**Objective A**
Condense the paragraph of the report below that begins "Based on this graph" into a short list of the correlations it describes, keeping its main facts.

**Text**
________________________________________

36-315: Statistical Graphics and Visualizations - Final Report

By Aanika Schueler, Kina Paguyo, Fritz Sanger

Introduction:

This dataset, which we found from Kaggle, contains information about songs in the

Spotify Top 200 since the year 2016. It contains 19 variables and 6513 rows. The variables are id

(Spotify ID for the track), artist_names (name of artists), track_name (name of song), source

(record label), key (key the track is in), mode (modality: major or minor), time_signature (how

many beats per measure), danceability (how suitable a track is for dancing from 0-1), energy

(measure of intensity and activity from 0-1), speechiness (how much exclusively words are

spoken on a track on a scale of 0-1), acousticness (a confidence level of whether or not the track

is acoustic from 0-1), instrumentalness (whether a track contains no vocals on a scale of 0-1),

liveness (presence of audience in the recording from 0-1), valence (musical positiveness from

0-1), loudness (loudness in decibels), tempo (beats per minute), duration_ms (length of song in

milliseconds), weeks_on_chart (number of weeks track was in the top 200), and streams

(number of streams a song had while in the charts). Each row corresponds to its own song.

Our three research questions are:

1) What variables in this dataset are good predictors of the number of streams, and how do

they relate to one another?

2) What themes/words are commonly used in song titles, and are songs with negative

themes more popular than songs with positive themes?

3) What variables in this dataset are good predictors of a song’s longevity in the Top 200?

How do these variables relate to one another?

Analysis of Indicators of Highly Streaming Songs

To address our first research question and examine the important variables in our dataset,

we created a regression model with the quantitative variables. Then, we ran a Best GLM in R to

determine which predictors are the best to keep in our final model. This is based on the Akaike

Information Criterion (AIC), an estimator of prediction error in a model, and the stepwise

regression chooses the predictors that result in the lowest AIC value. We notice that energy,

speechiness, liveness, valence, loudness, and duration_ms are the best predictors. This can be

seen by the R code and output below.

These results were somewhat supported by a PCA biplot of the top 200 most-streamed

songs in the dataset, which displays a high concentration of most-streamed songs where

confidence levels for the musical features of energy, liveness, valence, and loudness are high.

There is also a slight concentration of top 200 most-streamed songs where confidence levels for

speechiness are high. This biplot indicates that acousticness may be a good indicator of a song’s

streaming success, which was not reflected in the results of our Best GLM. The close

vectorization of loudness, energy, and valence indicate a strong correlation between these

variables for high-streaming songs.

Biplot of Musical Features for 200 Most-Streamed Songs

We also decided to create a correlation plot to examine how these predictors interact with

one another.

Based on this graph, we notice that energy and loudness have a very strong positive

correlation, indicating that an increase in the presence of activity and intensity is associated with

an increase in the number of decibels. We also see that valence and energy have a notable

positive correlation, as well as loudness and valence. Energy and liveness have a positive

correlation to a much lesser degree. We also notice that valence and the length of the song have a

negative correlation, indicating that those variables are inversely related to one another.

________________________________________

[Stored data entries]
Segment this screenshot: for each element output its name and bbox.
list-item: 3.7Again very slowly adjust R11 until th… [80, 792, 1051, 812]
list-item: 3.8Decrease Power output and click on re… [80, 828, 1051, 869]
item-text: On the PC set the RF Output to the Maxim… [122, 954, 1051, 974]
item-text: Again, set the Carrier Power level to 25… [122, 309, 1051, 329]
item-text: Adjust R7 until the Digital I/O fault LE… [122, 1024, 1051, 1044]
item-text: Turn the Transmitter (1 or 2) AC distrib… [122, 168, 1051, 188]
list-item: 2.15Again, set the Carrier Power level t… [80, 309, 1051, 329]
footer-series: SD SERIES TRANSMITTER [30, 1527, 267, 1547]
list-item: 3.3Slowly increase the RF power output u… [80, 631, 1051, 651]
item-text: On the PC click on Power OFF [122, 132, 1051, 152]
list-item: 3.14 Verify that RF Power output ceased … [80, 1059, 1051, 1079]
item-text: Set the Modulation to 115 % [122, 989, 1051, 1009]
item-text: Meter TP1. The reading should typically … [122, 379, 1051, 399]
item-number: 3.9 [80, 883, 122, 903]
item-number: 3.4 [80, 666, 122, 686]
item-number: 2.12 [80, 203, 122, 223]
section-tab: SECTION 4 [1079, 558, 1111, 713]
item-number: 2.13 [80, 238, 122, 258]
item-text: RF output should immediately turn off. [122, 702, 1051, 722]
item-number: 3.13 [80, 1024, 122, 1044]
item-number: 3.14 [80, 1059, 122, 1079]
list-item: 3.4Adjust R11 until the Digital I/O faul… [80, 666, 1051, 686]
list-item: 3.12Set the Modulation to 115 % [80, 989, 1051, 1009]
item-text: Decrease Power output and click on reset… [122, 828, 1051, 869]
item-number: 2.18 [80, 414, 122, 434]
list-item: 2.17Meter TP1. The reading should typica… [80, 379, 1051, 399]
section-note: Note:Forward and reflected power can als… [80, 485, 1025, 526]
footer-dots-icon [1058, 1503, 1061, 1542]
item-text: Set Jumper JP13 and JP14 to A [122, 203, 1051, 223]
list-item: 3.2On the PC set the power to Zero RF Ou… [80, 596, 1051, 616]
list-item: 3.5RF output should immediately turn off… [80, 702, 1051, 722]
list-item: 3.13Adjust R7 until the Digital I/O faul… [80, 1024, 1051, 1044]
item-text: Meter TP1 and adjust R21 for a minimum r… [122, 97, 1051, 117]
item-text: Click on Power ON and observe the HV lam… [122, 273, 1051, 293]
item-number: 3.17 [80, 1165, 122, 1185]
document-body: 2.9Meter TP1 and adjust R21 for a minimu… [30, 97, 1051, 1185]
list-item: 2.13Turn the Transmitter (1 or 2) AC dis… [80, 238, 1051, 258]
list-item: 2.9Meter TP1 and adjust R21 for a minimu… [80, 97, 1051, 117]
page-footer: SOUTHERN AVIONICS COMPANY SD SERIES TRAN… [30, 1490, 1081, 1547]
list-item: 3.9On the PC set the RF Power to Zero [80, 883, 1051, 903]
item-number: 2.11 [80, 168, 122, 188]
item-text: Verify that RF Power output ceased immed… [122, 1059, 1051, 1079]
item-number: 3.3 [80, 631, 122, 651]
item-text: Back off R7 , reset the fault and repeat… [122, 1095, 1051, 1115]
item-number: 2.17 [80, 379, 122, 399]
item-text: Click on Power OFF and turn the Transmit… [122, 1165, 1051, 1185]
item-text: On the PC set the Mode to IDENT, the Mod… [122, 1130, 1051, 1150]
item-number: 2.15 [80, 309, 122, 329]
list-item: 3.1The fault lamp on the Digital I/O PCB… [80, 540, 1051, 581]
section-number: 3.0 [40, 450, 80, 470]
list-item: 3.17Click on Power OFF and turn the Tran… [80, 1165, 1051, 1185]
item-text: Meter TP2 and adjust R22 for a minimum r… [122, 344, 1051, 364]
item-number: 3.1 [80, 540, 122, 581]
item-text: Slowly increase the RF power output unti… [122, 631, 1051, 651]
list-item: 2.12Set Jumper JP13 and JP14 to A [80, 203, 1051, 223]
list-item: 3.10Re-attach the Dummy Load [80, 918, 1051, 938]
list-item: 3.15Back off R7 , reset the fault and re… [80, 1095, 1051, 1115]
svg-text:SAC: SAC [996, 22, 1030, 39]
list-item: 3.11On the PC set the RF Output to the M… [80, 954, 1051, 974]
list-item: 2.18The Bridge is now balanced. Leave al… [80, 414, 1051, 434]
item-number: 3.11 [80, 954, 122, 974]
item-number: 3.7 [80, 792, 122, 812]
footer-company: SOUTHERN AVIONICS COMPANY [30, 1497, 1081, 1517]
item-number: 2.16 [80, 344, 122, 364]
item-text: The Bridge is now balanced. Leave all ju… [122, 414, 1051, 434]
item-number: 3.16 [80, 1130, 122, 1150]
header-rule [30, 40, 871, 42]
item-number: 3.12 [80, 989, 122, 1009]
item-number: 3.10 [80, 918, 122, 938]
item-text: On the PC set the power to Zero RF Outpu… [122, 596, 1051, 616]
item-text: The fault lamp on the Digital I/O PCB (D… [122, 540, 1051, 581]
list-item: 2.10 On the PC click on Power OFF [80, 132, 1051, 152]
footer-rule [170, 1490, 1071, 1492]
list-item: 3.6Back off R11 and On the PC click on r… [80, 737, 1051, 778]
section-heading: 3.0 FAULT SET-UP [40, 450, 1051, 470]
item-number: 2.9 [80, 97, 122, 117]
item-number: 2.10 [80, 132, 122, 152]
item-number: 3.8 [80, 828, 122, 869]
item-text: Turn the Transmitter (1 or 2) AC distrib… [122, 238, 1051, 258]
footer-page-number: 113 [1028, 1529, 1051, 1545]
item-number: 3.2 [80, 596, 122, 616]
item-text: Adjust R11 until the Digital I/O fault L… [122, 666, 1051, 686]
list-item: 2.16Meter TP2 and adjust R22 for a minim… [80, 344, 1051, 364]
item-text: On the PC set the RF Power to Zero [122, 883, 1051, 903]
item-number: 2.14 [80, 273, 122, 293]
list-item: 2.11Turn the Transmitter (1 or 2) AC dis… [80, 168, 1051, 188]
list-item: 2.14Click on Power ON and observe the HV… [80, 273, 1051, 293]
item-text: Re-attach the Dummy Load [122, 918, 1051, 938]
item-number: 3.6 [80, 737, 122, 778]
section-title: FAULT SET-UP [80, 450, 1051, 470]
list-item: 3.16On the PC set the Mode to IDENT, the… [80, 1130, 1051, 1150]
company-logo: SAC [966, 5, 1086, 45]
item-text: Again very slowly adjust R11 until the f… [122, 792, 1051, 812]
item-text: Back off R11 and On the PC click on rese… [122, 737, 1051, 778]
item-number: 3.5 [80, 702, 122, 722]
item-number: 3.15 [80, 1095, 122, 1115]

________________________________________

**Objective B**
Put the lines of the records into a JSON list of strings, one string per line with blank lines left out. Start with the first line of the records and go on through the line that contains "item-text: Adjust R7".

**Complete output A**
- Energy and loudness: very strong positive correlation. More activity and intensity goes with more decibels.
- Valence and energy: notable positive correlation.
- Loudness and valence: positive correlation.
- Energy and liveness: positive correlation, but much weaker.
- Valence and song length: negative correlation, so the two are inversely related.

**Complete output B**
[
  "Segment this screenshot: for each element output its name and bbox.",
  "list-item: 3.7Again very slowly adjust R11 until th… [80, 792, 1051, 812]",
  "list-item: 3.8Decrease Power output and click on re… [80, 828, 1051, 869]",
  "item-text: On the PC set the RF Output to the Maxim… [122, 954, 1051, 974]",
  "item-text: Again, set the Carrier Power level to 25… [122, 309, 1051, 329]",
  "item-text: Adjust R7 until the Digital I/O fault LE… [122, 1024, 1051, 1044]"
]